> [What needs to be done]:
Look through the material and tally each line bearing the word "奈良怜那". Give only the total.

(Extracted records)

- - - - -

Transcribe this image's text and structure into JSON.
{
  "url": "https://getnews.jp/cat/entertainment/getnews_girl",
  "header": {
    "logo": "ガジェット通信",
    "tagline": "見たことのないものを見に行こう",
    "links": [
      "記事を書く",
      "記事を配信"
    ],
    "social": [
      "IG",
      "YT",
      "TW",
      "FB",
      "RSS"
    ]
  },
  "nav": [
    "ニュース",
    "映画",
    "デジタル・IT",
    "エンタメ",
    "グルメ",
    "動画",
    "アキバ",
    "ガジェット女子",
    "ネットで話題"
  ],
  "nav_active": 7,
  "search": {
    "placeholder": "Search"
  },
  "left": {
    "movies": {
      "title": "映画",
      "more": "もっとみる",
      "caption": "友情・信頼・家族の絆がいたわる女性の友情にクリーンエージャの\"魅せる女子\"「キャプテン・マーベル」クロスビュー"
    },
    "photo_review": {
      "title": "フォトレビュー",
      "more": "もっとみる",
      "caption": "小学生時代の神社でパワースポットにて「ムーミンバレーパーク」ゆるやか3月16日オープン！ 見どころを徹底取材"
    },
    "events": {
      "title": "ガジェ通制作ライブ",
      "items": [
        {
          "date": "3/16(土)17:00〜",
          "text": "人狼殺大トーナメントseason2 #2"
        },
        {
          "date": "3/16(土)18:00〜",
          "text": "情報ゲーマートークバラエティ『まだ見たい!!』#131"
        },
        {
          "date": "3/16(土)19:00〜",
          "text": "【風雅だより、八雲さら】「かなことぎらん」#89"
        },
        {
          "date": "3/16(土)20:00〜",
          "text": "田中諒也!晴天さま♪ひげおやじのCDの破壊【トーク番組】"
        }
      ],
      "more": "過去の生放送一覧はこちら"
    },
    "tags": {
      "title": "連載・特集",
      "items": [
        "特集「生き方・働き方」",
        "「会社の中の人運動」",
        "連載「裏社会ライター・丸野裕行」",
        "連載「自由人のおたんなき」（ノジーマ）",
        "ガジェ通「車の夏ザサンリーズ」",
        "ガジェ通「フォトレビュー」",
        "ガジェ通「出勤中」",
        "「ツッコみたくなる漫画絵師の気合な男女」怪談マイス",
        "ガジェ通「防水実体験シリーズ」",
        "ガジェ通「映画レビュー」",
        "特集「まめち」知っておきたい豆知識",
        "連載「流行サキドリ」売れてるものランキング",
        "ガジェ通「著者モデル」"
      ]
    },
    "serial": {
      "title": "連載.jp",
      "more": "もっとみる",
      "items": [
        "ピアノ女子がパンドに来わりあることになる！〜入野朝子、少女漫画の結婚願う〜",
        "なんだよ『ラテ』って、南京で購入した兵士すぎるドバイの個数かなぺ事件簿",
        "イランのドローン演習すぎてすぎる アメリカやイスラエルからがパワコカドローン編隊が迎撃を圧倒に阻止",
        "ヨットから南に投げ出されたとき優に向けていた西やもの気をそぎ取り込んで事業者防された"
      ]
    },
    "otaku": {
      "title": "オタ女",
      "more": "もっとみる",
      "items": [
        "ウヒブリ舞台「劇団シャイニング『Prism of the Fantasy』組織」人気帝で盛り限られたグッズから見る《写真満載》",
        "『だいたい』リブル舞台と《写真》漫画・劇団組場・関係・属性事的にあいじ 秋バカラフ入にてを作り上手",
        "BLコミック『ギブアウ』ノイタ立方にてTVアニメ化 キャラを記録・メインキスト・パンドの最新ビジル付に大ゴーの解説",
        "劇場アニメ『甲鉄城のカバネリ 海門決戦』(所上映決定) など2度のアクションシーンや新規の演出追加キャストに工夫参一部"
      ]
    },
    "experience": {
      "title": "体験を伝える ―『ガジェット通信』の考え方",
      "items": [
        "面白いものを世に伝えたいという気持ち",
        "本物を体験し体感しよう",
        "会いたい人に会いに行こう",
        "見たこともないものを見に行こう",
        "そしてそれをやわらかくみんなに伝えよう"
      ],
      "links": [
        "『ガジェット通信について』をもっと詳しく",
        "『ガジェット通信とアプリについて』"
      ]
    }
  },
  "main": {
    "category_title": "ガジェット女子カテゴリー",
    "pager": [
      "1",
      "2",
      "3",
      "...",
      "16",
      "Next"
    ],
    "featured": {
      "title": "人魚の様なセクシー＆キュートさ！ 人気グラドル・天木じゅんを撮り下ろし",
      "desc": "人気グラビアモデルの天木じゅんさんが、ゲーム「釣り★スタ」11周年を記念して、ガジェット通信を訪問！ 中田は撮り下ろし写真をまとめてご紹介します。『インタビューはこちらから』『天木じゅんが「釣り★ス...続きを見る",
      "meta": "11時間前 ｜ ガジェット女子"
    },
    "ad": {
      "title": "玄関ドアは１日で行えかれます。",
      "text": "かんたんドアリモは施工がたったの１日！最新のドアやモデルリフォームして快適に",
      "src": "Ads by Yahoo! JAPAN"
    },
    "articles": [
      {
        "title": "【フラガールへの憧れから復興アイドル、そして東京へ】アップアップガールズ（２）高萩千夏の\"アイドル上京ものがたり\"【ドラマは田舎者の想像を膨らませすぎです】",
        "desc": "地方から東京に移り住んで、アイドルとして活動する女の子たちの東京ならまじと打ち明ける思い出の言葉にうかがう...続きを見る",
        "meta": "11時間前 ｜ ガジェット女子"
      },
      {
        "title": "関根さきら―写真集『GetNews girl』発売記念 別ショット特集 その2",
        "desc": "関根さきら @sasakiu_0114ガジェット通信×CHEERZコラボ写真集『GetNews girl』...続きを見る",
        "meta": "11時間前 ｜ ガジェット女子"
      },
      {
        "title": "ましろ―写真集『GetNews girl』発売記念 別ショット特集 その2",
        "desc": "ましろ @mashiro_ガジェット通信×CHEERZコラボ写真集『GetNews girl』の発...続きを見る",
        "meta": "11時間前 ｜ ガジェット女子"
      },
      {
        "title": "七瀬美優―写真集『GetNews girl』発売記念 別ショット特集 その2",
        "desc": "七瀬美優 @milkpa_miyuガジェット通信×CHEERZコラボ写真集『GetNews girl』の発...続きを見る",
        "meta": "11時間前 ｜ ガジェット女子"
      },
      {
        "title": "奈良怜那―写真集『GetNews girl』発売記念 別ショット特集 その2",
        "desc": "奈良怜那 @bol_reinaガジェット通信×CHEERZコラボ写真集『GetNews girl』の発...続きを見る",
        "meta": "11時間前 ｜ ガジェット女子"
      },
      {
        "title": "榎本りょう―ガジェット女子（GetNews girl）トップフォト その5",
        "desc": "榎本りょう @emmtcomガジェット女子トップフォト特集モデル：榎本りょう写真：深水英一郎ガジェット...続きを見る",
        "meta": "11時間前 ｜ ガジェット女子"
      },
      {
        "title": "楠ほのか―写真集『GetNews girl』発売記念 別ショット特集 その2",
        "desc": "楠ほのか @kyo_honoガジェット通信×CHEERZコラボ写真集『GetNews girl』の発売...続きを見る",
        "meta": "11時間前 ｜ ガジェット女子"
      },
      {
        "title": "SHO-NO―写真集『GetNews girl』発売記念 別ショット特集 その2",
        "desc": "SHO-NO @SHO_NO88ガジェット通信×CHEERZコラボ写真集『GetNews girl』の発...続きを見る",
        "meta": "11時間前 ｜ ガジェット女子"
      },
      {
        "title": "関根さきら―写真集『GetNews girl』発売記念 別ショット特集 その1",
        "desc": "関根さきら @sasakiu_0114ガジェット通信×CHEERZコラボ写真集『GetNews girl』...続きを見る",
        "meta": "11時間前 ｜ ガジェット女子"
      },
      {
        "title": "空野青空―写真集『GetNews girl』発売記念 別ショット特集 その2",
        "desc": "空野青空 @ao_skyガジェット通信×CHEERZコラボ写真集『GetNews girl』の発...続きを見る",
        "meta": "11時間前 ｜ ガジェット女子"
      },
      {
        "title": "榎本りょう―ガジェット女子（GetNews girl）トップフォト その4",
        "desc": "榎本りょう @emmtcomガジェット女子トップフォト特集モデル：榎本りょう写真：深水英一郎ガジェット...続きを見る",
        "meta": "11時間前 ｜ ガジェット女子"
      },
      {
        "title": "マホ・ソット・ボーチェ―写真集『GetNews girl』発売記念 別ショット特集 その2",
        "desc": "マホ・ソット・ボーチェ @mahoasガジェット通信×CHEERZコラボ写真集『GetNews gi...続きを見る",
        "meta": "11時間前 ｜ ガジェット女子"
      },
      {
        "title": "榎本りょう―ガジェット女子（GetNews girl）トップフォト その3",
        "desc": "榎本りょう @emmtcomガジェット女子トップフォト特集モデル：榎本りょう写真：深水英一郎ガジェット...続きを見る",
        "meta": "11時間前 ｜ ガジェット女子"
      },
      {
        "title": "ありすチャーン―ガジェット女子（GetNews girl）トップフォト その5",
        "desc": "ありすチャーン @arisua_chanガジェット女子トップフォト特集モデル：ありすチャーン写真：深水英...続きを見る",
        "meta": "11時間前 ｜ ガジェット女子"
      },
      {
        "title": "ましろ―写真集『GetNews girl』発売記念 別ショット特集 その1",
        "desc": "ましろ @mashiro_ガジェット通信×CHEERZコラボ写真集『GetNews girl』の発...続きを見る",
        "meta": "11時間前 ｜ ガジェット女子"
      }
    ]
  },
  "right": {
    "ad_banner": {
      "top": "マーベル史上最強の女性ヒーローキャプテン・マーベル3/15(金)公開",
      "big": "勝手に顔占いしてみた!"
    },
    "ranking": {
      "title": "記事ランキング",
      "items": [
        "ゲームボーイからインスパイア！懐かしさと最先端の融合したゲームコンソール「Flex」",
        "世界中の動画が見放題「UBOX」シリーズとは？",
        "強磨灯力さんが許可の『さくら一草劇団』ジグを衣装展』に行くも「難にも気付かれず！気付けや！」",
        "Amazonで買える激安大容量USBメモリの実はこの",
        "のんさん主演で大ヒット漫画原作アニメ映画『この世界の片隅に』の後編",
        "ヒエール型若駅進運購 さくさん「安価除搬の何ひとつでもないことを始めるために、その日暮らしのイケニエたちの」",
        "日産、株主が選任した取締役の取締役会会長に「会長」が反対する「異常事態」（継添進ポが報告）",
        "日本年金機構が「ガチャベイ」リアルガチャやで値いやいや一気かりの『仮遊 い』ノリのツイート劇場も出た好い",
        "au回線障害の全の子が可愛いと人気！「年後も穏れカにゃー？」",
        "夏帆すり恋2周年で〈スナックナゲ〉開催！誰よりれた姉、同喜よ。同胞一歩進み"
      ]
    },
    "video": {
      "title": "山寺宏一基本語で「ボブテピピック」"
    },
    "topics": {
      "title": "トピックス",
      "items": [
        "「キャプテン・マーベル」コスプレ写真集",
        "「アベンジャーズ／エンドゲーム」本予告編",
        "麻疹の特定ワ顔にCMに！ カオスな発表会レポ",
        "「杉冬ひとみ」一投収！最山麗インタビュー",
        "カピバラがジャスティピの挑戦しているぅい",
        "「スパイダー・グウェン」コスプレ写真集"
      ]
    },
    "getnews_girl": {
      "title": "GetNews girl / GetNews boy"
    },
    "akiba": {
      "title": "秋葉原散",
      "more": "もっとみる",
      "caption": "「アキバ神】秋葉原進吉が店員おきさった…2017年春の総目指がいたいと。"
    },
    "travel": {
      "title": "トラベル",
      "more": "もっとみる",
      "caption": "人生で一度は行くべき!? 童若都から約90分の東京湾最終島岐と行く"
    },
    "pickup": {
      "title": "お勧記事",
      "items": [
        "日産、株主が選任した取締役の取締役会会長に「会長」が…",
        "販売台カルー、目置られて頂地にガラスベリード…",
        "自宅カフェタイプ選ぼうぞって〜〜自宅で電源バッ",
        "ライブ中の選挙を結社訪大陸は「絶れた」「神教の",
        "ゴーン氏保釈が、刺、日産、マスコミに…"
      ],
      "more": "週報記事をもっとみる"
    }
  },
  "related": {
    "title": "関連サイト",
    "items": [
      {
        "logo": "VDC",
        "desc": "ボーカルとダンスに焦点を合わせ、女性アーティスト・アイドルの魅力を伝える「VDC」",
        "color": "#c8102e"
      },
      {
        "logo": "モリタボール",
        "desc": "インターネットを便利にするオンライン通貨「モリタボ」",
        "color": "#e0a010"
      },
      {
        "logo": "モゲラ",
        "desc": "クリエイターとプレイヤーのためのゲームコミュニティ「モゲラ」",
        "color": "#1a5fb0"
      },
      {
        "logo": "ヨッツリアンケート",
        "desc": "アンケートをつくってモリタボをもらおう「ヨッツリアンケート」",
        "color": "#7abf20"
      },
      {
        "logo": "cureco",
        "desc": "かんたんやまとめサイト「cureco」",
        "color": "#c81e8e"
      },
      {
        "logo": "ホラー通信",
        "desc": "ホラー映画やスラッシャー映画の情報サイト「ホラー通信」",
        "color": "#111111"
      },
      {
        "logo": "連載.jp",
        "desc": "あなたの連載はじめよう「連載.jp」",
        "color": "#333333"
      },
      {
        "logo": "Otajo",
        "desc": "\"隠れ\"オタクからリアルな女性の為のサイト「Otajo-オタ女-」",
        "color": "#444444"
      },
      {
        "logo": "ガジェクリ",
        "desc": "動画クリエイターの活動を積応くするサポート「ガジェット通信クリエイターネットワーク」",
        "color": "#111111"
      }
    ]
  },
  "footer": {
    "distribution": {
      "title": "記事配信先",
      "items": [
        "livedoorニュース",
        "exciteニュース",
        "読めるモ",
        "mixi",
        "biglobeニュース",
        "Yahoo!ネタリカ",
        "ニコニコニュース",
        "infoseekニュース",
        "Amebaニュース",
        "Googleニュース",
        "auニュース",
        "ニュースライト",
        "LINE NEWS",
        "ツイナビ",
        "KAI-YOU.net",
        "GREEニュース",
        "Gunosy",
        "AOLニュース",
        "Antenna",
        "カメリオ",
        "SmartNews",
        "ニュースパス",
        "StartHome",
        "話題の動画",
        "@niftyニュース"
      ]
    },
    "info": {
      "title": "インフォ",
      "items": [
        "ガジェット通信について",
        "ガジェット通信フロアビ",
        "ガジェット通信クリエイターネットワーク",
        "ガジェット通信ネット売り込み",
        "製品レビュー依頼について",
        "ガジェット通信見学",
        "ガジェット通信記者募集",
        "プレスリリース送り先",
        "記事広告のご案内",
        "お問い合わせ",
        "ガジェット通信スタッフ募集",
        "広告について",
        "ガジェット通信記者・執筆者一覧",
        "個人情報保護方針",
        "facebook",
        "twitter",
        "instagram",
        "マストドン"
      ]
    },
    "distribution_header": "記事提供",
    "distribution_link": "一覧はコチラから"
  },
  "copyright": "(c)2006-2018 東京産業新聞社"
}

- - - - -

> [Response to this exercise]:
2